__GOAL__
Your answer should be one number: how many lines of the records hold the string "⑤代表由优到劣的大体次序".

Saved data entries
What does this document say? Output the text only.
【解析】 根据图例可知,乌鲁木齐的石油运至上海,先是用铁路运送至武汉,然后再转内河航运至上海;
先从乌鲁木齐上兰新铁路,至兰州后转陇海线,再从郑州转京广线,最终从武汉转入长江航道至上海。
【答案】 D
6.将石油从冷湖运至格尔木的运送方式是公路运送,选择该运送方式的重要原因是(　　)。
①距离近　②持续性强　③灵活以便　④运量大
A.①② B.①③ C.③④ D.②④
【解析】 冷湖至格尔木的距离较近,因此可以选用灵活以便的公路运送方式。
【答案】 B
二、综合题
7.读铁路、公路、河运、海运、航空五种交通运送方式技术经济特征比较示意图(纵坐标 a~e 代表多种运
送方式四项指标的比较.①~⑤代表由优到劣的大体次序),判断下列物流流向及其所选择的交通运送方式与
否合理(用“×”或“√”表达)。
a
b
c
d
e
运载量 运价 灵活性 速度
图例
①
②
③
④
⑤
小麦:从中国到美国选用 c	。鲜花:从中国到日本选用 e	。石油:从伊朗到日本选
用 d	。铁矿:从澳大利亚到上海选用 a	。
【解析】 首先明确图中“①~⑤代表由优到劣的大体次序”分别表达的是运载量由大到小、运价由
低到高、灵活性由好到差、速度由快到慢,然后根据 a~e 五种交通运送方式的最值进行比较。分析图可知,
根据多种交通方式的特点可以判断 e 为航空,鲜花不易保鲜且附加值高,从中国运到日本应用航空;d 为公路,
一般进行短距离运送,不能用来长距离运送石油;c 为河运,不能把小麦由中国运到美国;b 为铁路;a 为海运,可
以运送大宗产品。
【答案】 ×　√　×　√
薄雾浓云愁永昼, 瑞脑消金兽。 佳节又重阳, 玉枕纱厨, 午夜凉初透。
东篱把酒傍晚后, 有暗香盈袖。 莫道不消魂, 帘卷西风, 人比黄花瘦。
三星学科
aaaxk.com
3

__WRITTEN SOLUTION__
2